(Recorded data)
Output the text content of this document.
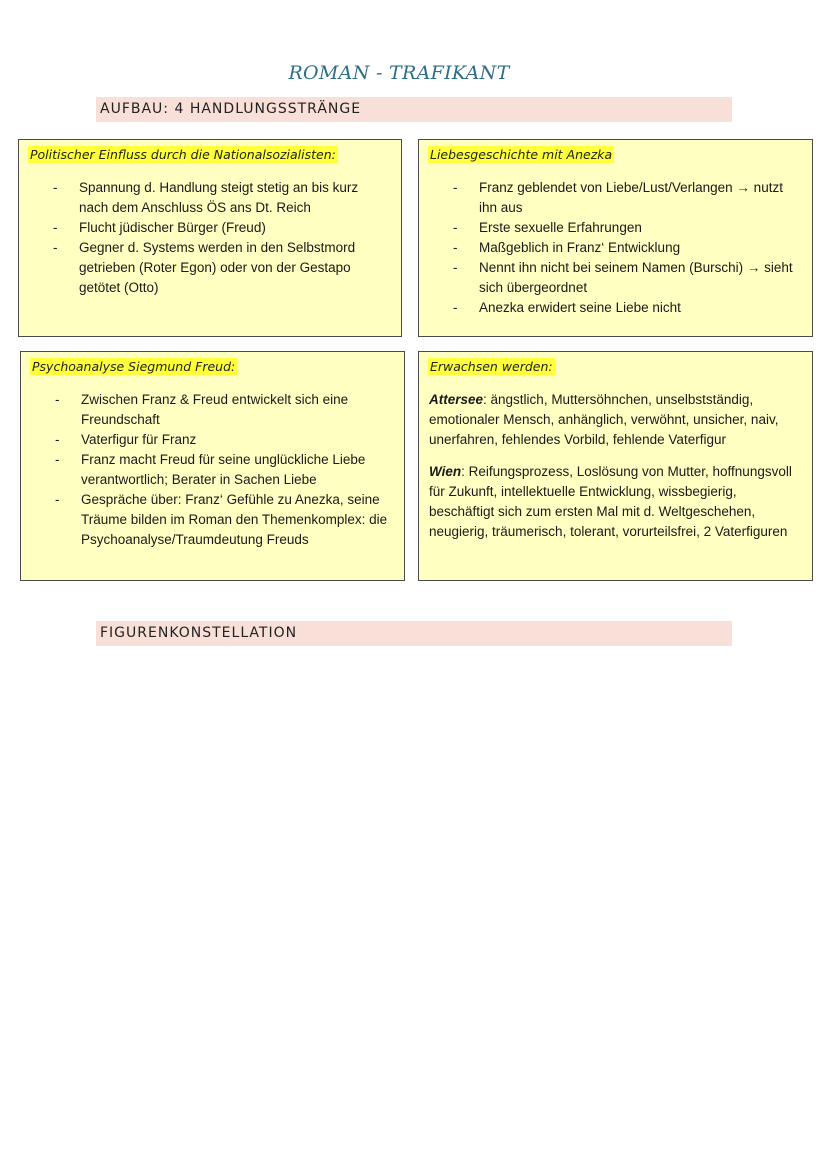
ROMAN - TRAFIKANT
AUFBAU: 4 HANDLUNGSSTRÄNGE
Politischer Einfluss durch die Nationalsozialisten:
- Spannung d. Handlung steigt stetig an bis kurz nach dem Anschluss ÖS ans Dt. Reich
- Flucht jüdischer Bürger (Freud)
- Gegner d. Systems werden in den Selbstmord getrieben (Roter Egon) oder von der Gestapo getötet (Otto)
Liebesgeschichte mit Anezka
- Franz geblendet von Liebe/Lust/Verlangen → nutzt ihn aus
- Erste sexuelle Erfahrungen
- Maßgeblich in Franz‘ Entwicklung
- Nennt ihn nicht bei seinem Namen (Burschi) → sieht sich übergeordnet
- Anezka erwidert seine Liebe nicht
Psychoanalyse Siegmund Freud:
- Zwischen Franz & Freud entwickelt sich eine Freundschaft
- Vaterfigur für Franz
- Franz macht Freud für seine unglückliche Liebe verantwortlich; Berater in Sachen Liebe
- Gespräche über: Franz‘ Gefühle zu Anezka, seine Träume bilden im Roman den Themenkomplex: die Psychoanalyse/Traumdeutung Freuds
Erwachsen werden:

Attersee: ängstlich, Muttersöhnchen, unselbstständig, emotionaler Mensch, anhänglich, verwöhnt, unsicher, naiv, unerfahren, fehlendes Vorbild, fehlende Vaterfigur

Wien: Reifungsprozess, Loslösung von Mutter, hoffnungsvoll für Zukunft, intellektuelle Entwicklung, wissbegierig, beschäftigt sich zum ersten Mal mit d. Weltgeschehen, neugierig, träumerisch, tolerant, vorurteilsfrei, 2 Vaterfiguren

FIGURENKONSTELLATION
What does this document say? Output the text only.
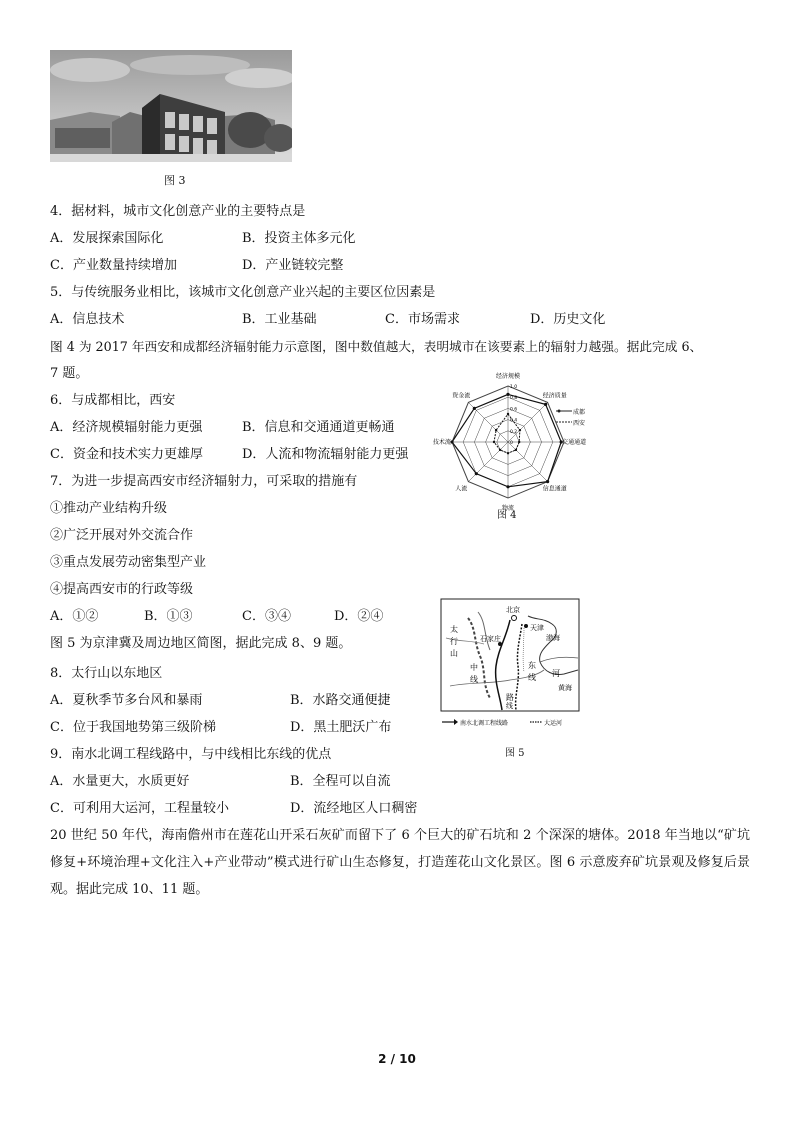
图 3
4．据材料，城市文化创意产业的主要特点是
A．发展探索国际化	B．投资主体多元化
C．产业数量持续增加	D．产业链较完整
5．与传统服务业相比，该城市文化创意产业兴起的主要区位因素是
A．信息技术	B．工业基础	C．市场需求	D．历史文化
图 4 为 2017 年西安和成都经济辐射能力示意图，图中数值越大，表明城市在该要素上的辐射力越强。据此完成 6、
7 题。
6．与成都相比，西安
A．经济规模辐射能力更强	B．信息和交通通道更畅通
C．资金和技术实力更雄厚	D．人流和物流辐射能力更强
7．为进一步提高西安市经济辐射力，可采取的措施有
①推动产业结构升级
②广泛开展对外交流合作
③重点发展劳动密集型产业
④提高西安市的行政等级
A．①②	B．①③	C．③④	D．②④
经济规模
经济质量
交通通道
信息通道
物流
人流
技术流
资金流
1.0
0.8
0.6
0.4
0.2
0
成都
西安
图 4
图 5 为京津冀及周边地区简图，据此完成 8、9 题。
北京
天津
渤海
石家庄
黄海
太
行
山
中
线
东
线
路
线
河
南水北调工程线路	大运河
图 5
8．太行山以东地区
A．夏秋季节多台风和暴雨	B．水路交通便捷
C．位于我国地势第三级阶梯	D．黑土肥沃广布
9．南水北调工程线路中，与中线相比东线的优点
A．水量更大，水质更好	B．全程可以自流
C．可利用大运河，工程量较小	D．流经地区人口稠密
20 世纪 50 年代，海南儋州市在莲花山开采石灰矿而留下了 6 个巨大的矿石坑和 2 个深深的塘体。2018 年当地以“矿坑修复+环境治理+文化注入+产业带动”模式进行矿山生态修复，打造莲花山文化景区。图 6 示意废弃矿坑景观及修复后景观。据此完成 10、11 题。
2 / 10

PROBLEM TO SOLVE: Starting at the line that holds "What does this", repeat every line through the end of the listing exactly as written, skipping any picture.

EXERCISE RESPONSE:
What does this document say? Output the text only.
图 3
4．据材料，城市文化创意产业的主要特点是
A．发展探索国际化	B．投资主体多元化
C．产业数量持续增加	D．产业链较完整
5．与传统服务业相比，该城市文化创意产业兴起的主要区位因素是
A．信息技术	B．工业基础	C．市场需求	D．历史文化
图 4 为 2017 年西安和成都经济辐射能力示意图，图中数值越大，表明城市在该要素上的辐射力越强。据此完成 6、
7 题。
6．与成都相比，西安
A．经济规模辐射能力更强	B．信息和交通通道更畅通
C．资金和技术实力更雄厚	D．人流和物流辐射能力更强
7．为进一步提高西安市经济辐射力，可采取的措施有
①推动产业结构升级
②广泛开展对外交流合作
③重点发展劳动密集型产业
④提高西安市的行政等级
A．①②	B．①③	C．③④	D．②④
经济规模
经济质量
交通通道
信息通道
物流
人流
技术流
资金流
1.0
0.8
0.6
0.4
0.2
0
成都
西安
图 4
图 5 为京津冀及周边地区简图，据此完成 8、9 题。
北京
天津
渤海
石家庄
黄海
太
行
山
中
线
东
线
路
线
河
南水北调工程线路	大运河
图 5
8．太行山以东地区
A．夏秋季节多台风和暴雨	B．水路交通便捷
C．位于我国地势第三级阶梯	D．黑土肥沃广布
9．南水北调工程线路中，与中线相比东线的优点
A．水量更大，水质更好	B．全程可以自流
C．可利用大运河，工程量较小	D．流经地区人口稠密
20 世纪 50 年代，海南儋州市在莲花山开采石灰矿而留下了 6 个巨大的矿石坑和 2 个深深的塘体。2018 年当地以“矿坑修复+环境治理+文化注入+产业带动”模式进行矿山生态修复，打造莲花山文化景区。图 6 示意废弃矿坑景观及修复后景观。据此完成 10、11 题。
2 / 10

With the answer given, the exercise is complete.